[編集発行] (公財)つくば科学万博記念財団 [協力] 科学技術振興機構(JST)・文科省研究交流センター

つくばサイエンスニュース

トピックスつくばサイエンスニュース

個々の細胞の目印である糖鎖を解析する技術を開発―稀少細胞が標的の治療薬の開発や生命医学研究の進展へ:産業技術総合研究所ほか

(2021年7月27日発表)

 (国)産業技術総合研究所と筑波大学の共同研究グループは7月27日、個々の細胞の表面にあり、各細胞の目印となっている糖鎖について、そのプロファイルを各細胞ごとに得る技術を開発したと発表した。各細胞の性質を示す遺伝子も併せてプロファイリングすることに世界で初めて成功した。疾患の原因となる希少細胞を標的とする治療薬の開発や、生命医学研究への貢献が期待されるという。

 糖鎖はブドウ糖などの単糖がつながった生体分子。全ての細胞表面に存在し、細胞間相互作用を媒介するなど、多様な生命現象に関与しており、細胞の同定や選別の目印ともなっている。

 ただ、これまでは細胞集団単位の糖鎖情報しか得られず、個々の細胞表面の糖鎖を解析する方法がなかった。このため、腫瘍細胞中に存在する希少ながん幹細胞や、血液中に少数しか存在しない血中循環腫瘍細胞の糖鎖情報を取得することはできなかった。

 研究グループは今回、塩基配列からなるバーコードを取り付けた糖鎖結合たんぱく質「レクチン」を用い、細胞の目印の糖鎖を、DNA解読装置の次世代シーケンサーで1細胞ごとにプロファイリングする技術を開発した。

 細胞表面にある極微量の糖鎖の解析には、糖鎖情報を増幅する必要がある。そこで、短い塩基配列からなるDNAバーコ-ドを個々のレクチンの目印とし、細胞に結合したレクチンのバーコードをPCR(ポリメラーゼ連鎖反応)で増幅、次世代シーケンサーでDNAバーコードをプロファイリングし、個々の細胞の糖鎖プロファイルを取得するというのがその仕組み。

 新開発のこの1細胞糖鎖解析技術に既存の1細胞遺伝子発現解析法とを組み合わせ、1細胞に発現する糖鎖と遺伝子を同時にプロファイリングする技術も開発した。

 研究グループは今後新技術を研究用キットとして実用化する一方、個体、臓器を構成する個々の細胞の糖鎖をプロファイリングすることにより、臓器形成やがんなどにおける糖鎖の役割の解明を促進したいとしている。

* [作業指示]:
糖鎖解析技術の記事について、次の問いに答えてください。
(a) 技術の開発を発表した共同研究グループは、どの2つの機関で構成されていますか?
(b) 塩基配列のバーコードを取り付けて用いた糖鎖結合たんぱく質は、何と呼ばれていますか?
(c) 細胞に結合したレクチンのバーコードは、どの方法で増幅されますか?

バウンディングボックス予測データ

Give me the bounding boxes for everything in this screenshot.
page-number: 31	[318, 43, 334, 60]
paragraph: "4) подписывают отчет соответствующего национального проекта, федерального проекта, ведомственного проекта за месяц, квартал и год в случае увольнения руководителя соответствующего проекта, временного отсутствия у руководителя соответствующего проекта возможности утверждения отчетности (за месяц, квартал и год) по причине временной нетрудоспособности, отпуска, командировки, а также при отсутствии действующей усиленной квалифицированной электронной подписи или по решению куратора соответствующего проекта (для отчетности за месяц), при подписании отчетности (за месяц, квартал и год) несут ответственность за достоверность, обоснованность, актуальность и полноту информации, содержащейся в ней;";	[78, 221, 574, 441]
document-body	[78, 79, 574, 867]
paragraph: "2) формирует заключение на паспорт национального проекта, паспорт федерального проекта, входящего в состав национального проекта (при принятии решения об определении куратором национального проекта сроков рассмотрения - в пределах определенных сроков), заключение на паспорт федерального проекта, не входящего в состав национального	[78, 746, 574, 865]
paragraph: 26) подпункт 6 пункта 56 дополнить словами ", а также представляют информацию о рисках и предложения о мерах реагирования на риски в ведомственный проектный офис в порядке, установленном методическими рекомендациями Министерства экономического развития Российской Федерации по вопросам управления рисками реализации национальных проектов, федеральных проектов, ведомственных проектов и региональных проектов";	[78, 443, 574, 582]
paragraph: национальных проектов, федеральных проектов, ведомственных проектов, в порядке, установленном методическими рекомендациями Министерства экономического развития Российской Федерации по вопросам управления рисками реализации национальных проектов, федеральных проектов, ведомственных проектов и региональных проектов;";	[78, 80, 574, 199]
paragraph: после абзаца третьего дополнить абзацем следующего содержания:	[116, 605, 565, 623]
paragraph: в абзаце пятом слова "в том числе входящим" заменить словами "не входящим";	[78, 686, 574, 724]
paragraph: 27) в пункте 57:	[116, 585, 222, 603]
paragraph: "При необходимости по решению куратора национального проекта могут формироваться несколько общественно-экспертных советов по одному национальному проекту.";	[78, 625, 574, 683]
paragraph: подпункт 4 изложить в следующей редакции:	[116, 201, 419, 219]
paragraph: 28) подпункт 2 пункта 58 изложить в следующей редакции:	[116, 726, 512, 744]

* [この課題の出力]:
(a) 産業技術総合研究所と筑波大学
(b) レクチン
(c) PCR(ポリメラーゼ連鎖反応)